### [TASK DIRECTIONS]
Copy out each line in the material below that has the word "Spain".

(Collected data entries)
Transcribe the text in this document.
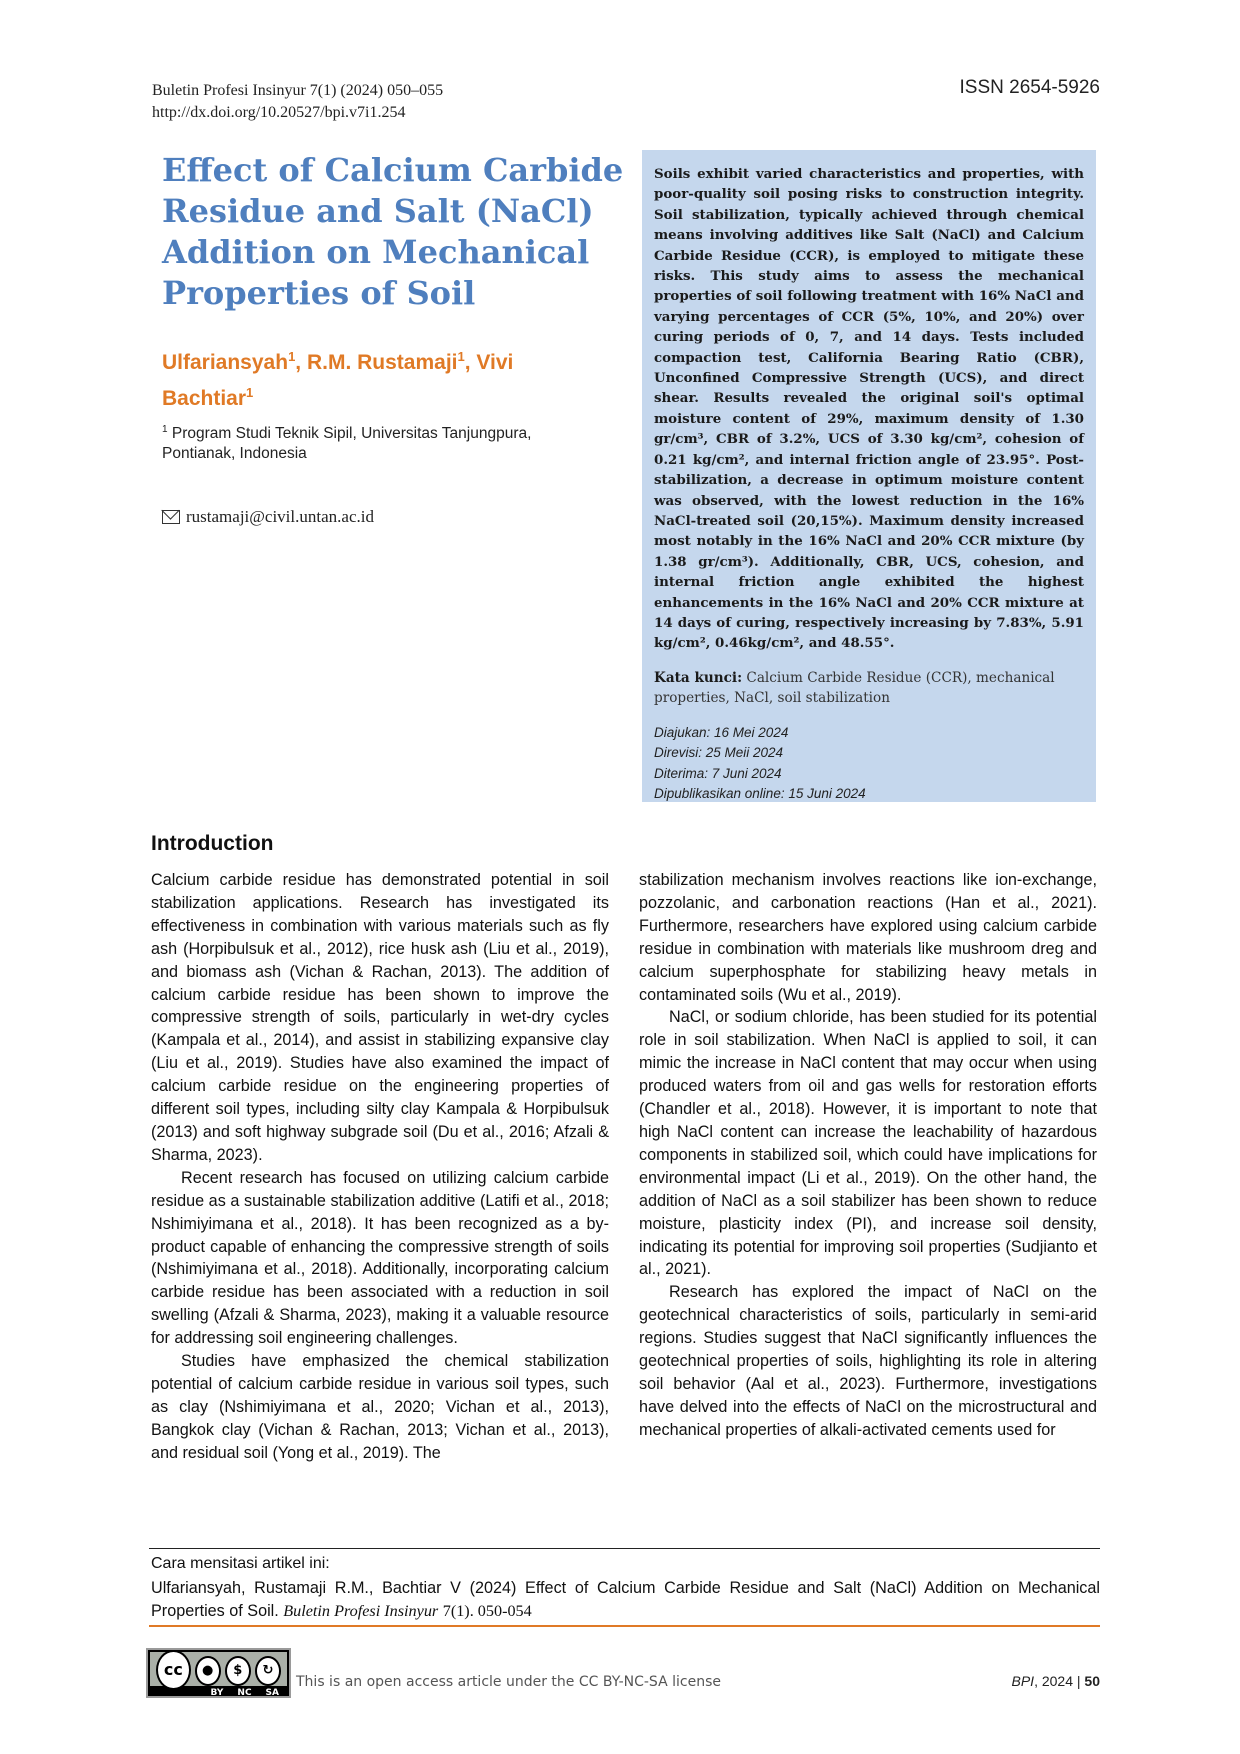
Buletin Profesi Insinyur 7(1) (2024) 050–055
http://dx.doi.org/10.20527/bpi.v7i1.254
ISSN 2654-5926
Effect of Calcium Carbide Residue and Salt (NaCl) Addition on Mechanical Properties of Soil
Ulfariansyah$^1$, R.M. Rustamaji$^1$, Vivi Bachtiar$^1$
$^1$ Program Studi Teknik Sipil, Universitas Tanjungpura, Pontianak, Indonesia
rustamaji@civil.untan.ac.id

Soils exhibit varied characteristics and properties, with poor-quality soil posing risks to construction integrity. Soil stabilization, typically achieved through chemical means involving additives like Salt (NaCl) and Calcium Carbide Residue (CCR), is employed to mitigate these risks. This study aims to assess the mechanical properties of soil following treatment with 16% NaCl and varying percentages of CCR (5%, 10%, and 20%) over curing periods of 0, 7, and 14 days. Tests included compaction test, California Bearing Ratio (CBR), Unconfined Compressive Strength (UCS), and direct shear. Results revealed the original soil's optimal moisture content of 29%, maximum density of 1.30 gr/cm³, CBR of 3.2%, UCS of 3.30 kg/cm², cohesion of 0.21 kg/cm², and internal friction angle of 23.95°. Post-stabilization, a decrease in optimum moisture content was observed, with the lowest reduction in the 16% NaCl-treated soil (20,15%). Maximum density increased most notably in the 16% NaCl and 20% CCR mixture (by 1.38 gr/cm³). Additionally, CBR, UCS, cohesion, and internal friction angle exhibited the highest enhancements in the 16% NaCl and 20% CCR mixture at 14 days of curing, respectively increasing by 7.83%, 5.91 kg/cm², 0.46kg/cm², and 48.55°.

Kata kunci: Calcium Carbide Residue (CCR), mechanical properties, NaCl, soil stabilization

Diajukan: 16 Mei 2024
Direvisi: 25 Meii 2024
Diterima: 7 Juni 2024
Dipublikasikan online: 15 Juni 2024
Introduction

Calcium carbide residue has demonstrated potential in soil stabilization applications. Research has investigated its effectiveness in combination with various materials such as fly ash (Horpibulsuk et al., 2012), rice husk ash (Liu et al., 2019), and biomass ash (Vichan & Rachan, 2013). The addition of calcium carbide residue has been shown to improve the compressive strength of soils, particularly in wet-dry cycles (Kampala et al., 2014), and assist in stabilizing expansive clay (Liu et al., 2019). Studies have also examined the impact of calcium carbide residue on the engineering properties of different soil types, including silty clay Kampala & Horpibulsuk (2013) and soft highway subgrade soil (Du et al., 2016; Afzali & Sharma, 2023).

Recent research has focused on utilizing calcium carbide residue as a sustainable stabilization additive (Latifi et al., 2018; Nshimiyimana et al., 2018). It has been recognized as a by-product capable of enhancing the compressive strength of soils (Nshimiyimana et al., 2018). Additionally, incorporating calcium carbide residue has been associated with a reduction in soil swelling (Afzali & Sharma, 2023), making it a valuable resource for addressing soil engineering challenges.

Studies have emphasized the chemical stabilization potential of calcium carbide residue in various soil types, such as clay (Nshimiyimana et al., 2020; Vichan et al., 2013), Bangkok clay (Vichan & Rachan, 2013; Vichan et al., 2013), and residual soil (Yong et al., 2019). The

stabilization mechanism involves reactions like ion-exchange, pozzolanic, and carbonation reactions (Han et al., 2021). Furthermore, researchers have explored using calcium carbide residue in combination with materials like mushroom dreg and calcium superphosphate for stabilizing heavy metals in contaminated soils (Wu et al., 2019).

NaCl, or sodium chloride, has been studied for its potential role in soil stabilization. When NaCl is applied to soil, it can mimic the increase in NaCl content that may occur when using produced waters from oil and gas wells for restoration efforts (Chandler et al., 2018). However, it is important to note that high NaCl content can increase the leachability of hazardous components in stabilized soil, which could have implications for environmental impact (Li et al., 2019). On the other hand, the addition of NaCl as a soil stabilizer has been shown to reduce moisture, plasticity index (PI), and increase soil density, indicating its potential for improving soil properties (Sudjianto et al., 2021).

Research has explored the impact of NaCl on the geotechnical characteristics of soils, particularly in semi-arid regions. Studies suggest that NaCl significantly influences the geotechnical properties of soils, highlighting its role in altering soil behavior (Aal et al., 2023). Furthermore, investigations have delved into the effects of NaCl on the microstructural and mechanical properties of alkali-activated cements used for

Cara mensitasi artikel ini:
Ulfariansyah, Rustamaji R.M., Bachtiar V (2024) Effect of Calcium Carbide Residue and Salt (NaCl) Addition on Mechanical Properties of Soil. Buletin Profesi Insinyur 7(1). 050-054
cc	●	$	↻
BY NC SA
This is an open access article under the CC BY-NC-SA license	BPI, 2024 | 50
--
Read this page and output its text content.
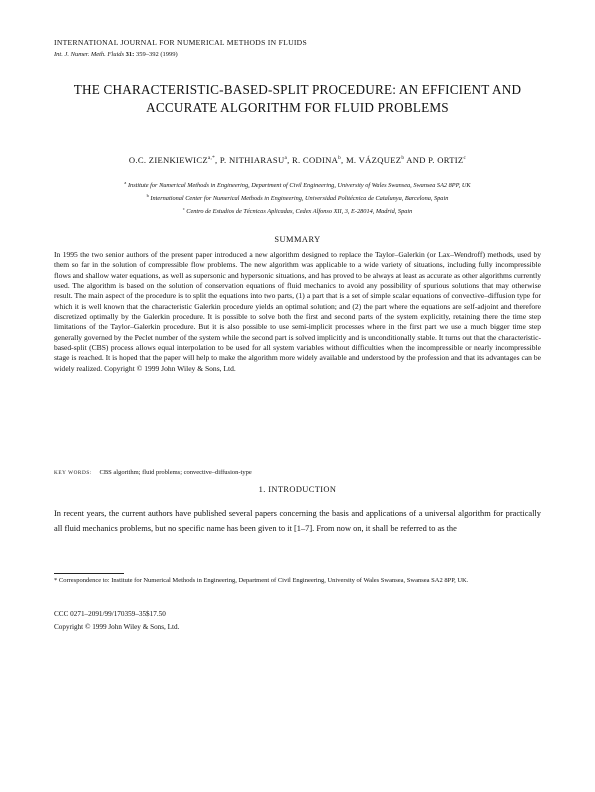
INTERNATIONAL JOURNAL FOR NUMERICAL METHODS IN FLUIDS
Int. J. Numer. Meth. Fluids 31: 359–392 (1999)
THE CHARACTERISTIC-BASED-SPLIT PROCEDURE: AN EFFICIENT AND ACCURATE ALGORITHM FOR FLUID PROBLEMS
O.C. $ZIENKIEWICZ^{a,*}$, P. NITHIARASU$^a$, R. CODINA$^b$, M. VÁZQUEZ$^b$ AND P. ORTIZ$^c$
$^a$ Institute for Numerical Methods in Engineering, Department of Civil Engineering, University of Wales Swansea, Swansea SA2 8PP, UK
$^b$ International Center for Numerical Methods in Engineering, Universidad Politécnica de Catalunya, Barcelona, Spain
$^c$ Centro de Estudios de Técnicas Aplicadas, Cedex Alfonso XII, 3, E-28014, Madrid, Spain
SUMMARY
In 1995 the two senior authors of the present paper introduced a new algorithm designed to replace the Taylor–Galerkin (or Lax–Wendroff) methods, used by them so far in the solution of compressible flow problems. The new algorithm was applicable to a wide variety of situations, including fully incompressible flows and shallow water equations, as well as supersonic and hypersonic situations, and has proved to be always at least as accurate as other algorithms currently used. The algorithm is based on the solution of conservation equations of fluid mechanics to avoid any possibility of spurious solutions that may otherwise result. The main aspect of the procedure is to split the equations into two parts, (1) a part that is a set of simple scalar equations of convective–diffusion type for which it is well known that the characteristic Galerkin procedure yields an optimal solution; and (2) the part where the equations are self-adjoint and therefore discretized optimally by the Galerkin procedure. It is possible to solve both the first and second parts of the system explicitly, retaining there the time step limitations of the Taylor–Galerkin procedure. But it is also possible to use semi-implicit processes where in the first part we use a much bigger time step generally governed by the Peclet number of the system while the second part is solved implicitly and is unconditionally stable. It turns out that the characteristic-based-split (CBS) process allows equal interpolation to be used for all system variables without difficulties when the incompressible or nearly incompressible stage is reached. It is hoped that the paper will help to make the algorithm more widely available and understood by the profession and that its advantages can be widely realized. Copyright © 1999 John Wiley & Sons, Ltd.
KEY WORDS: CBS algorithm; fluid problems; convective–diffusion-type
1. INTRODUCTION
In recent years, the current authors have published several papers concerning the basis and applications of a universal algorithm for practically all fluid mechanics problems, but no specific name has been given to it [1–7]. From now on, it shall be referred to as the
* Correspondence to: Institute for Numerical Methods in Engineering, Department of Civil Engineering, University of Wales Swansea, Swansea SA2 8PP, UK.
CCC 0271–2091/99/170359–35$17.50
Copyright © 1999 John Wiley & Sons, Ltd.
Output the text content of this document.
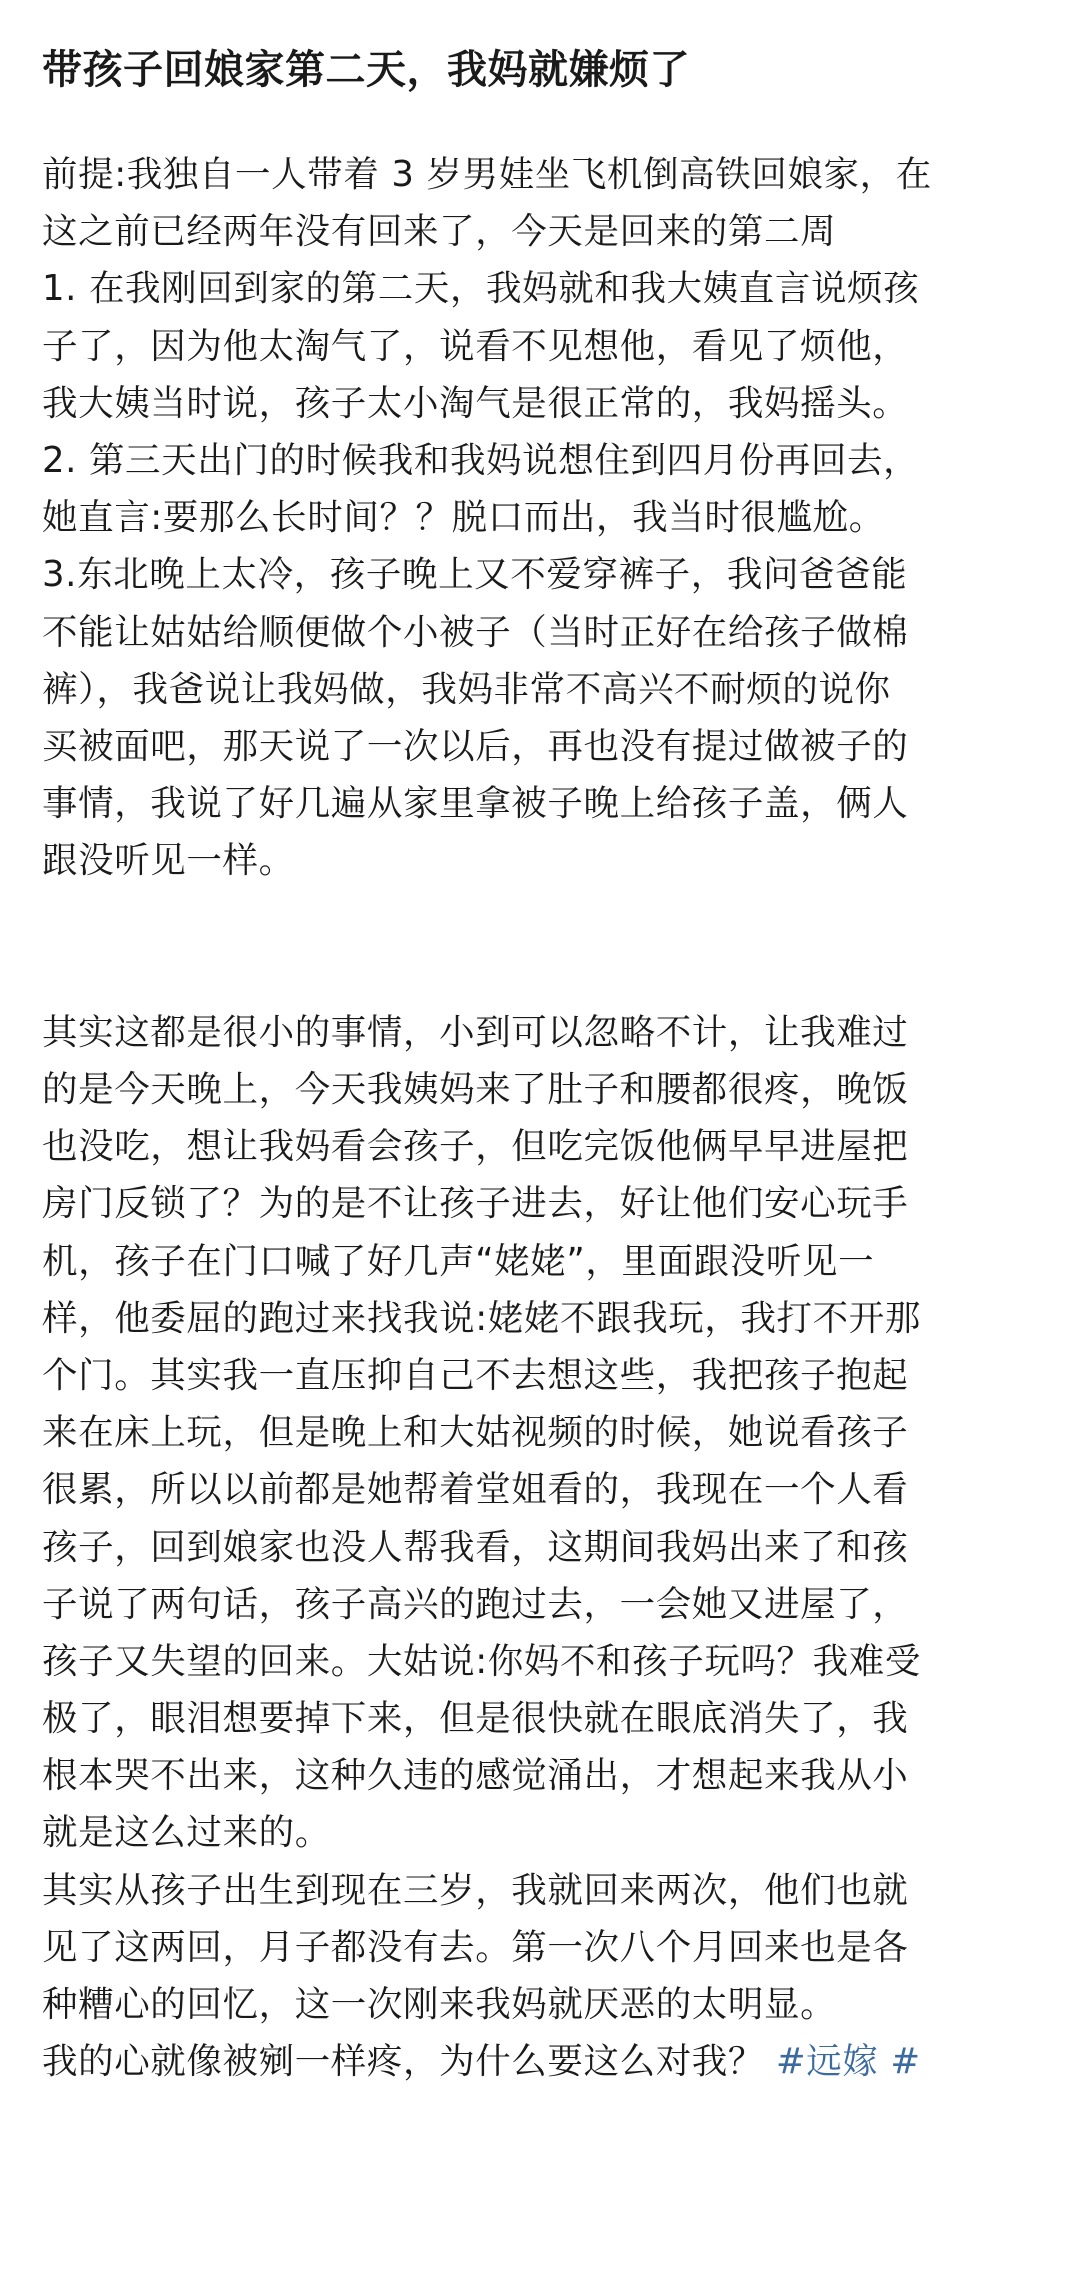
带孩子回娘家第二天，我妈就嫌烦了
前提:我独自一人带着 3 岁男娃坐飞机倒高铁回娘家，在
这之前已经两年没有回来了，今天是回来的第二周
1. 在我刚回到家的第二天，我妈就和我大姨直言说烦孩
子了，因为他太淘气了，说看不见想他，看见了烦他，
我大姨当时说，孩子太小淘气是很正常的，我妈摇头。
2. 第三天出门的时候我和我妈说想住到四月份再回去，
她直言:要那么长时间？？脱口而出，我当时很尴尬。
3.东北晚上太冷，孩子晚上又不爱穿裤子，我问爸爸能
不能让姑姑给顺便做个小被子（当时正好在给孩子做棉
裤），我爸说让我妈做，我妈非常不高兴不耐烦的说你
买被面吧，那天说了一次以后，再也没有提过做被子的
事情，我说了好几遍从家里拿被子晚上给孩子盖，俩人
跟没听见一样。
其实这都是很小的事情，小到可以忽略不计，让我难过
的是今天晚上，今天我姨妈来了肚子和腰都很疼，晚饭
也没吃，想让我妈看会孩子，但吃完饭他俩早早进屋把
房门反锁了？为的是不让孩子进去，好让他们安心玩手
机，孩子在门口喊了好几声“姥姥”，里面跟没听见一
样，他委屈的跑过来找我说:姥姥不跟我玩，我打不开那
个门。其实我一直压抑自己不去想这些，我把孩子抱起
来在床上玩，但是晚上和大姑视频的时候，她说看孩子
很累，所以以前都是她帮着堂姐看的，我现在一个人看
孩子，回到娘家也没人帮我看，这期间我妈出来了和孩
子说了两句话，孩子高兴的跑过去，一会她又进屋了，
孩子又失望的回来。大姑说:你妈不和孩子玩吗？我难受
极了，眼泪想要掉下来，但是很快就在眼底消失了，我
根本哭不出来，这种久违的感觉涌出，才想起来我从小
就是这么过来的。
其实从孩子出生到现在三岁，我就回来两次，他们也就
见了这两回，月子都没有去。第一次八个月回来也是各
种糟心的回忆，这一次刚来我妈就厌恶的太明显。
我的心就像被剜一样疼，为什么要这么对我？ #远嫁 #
==
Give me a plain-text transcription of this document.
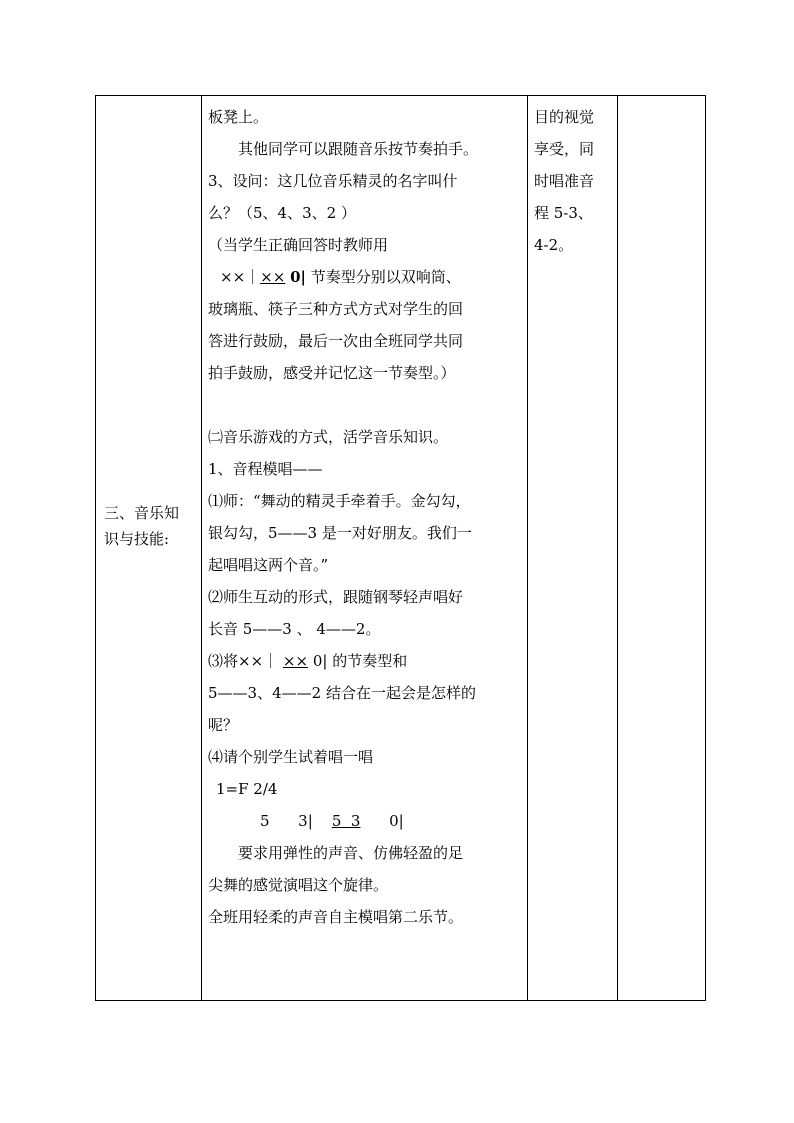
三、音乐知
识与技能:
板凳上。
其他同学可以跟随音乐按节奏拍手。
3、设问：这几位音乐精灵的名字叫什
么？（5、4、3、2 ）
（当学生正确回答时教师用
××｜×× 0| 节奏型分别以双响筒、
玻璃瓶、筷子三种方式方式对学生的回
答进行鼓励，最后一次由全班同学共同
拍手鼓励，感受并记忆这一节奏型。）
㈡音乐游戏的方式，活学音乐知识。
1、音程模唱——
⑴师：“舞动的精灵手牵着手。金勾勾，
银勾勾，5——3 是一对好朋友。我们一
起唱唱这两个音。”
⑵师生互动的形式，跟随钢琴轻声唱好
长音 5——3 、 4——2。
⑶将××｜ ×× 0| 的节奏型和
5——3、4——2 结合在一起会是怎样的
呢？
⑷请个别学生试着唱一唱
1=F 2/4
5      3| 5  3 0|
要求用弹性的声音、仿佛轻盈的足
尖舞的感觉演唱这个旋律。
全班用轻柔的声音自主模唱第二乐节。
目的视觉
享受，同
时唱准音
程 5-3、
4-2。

### [THE OUTPUT]
$^b$ International Center for Numerical Methods in Engineering, Universidad Politécnica de Catalunya, Barcelona, Spain
$^c$ Centro de Estudios de Técnicas Aplicadas, Cedex Alfonso XII, 3, E-28014, Madrid, Spain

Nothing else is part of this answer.